Why Custom Software Outperforms the Standard
Imagine this: Monday morning, 09:12. Your team is ready. The new SaaS package is live. The consultant has waved goodbye, and the license officially starts counting today. The first tickets start coming in: “Where’s the button for export X?”, “Why is route Z suddenly delayed by two days?”, “We’re missing a field for inspection date.” The system works. Just not quite for you.
After a week, you see it happening: Excel sneaks back in through the back door. Someone creates an interim list “for now,” another writes a small macro, someone else puts data in a separate SharePoint list. Not out of stubbornness or nostalgia — but because your process runs just a bit differently than the generic interpretation of the package.
“We don’t have a software problem,” a client once said. “We have a form problem: our process doesn’t fit their mold.”
This article is about that mold. About why one-size-fits-none is often more expensive than it seems. About the hidden costs of SaaS. About the moment when custom solutions are no longer a luxury but a strategic choice. And about how at Elk Solutions, we build custom solutions faster, safer, and more predictably than you might be used to — thanks to Model-Driven Development and our own engine, InterloX.
◇ ◇ ◇ ◇ ◇ ◇ ◇
§ **Your assignment**
Carry on the article on custom software versus standard SaaS from the point where it stops.

§ **Data supplied**
◇ ◇ ◇ ◇ ◇ ◇ ◇
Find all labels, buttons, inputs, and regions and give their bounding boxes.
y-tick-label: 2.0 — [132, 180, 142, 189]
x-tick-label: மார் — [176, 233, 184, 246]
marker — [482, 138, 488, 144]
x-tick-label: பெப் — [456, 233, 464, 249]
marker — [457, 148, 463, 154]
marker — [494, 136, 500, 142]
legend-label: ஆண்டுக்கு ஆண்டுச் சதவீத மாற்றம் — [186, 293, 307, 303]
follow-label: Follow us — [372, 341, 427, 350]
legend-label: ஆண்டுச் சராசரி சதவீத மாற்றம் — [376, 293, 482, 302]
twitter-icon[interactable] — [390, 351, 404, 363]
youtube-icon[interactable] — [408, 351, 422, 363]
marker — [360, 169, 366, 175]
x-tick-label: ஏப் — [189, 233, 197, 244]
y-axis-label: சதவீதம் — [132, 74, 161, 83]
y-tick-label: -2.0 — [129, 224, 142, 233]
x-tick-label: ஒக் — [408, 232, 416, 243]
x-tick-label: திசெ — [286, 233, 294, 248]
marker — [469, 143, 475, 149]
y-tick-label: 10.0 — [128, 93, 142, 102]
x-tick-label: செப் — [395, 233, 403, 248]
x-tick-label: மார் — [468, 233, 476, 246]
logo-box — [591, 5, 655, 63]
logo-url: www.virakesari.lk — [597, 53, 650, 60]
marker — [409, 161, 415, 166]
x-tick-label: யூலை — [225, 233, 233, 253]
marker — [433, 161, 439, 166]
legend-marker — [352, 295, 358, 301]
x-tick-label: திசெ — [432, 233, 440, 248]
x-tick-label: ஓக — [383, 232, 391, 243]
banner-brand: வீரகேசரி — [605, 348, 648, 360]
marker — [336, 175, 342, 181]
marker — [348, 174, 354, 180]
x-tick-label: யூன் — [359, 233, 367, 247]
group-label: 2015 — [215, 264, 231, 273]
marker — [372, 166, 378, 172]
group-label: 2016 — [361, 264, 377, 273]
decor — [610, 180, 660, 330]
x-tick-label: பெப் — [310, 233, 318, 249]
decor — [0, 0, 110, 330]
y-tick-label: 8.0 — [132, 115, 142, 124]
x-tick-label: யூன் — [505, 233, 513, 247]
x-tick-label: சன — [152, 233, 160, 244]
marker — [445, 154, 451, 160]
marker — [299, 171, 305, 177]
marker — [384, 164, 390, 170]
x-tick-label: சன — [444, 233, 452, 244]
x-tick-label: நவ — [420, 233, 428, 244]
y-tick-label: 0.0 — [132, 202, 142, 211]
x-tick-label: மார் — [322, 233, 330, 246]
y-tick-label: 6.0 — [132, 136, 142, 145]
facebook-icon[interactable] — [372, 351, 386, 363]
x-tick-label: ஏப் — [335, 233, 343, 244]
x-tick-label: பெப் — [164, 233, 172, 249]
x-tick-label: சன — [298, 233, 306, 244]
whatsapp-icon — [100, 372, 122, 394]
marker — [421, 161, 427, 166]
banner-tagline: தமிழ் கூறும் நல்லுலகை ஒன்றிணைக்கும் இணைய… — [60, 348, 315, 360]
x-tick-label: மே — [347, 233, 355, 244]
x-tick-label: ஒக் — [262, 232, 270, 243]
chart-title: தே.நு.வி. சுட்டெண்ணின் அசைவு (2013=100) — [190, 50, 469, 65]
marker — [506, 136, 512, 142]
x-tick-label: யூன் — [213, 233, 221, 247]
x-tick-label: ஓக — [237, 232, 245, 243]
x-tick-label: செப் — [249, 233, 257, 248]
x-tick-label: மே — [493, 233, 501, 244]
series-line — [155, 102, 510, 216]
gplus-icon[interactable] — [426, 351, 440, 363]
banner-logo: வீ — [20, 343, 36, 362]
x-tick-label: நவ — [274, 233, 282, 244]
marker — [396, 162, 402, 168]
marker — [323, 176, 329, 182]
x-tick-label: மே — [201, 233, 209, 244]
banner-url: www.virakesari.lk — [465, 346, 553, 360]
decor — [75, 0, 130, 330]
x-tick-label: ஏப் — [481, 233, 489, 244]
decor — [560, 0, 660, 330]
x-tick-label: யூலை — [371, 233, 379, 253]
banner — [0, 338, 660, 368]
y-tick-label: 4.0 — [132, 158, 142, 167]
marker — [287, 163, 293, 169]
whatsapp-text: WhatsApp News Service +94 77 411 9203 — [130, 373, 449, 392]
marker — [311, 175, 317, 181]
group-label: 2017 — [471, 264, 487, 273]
◇ ◇ ◇ ◇ ◇ ◇ ◇
§ **Expected output**
Why Standard Packages Fail

Standard software is built for the masses. That is its strength — and its limitation. It must serve the baker, the trader, and the multinational without hassle. As a result, every process is abstracted into something generic. The consequence? The nuance that sets you apart falls through the cracks.
Take a logistics company with tight time windows and return flows. The package supports “delivery moment” and “route.” Sounds good. Until you discover that “express” for you means: delivered before 11:00 with a photo, GPS fix, and temperature registration — and in the package means: flag “urgent.” The planning seems fine, the KPIs cheerfully green, but reality sweats: drivers call, customers wait, and aftersales works overtime to piece together the status from Excel, WhatsApp, and the package.
Or look at production. You have a BOM that is slightly different per customer, with its own tolerances and inspection criteria. The ERP package supports “variant management” — until you want to record deviations at the order level and reuse them in the next run. Then you either have to force the package (with custom fields that appear everywhere and nowhere) or bend your process. Both cost time. Both degrade your quality.
And then there’s healthcare. Client onboarding seems standard on paper: intake, consents, dossier, reporting. Until you want to truly ensure privacy agreements, language, cultural consent, and care profiles in the system. Standard packages promise “configuration,” but turn pale at the fourth exception rule. What remains are workarounds — and a quality system that suddenly relies on human memory instead of software logic.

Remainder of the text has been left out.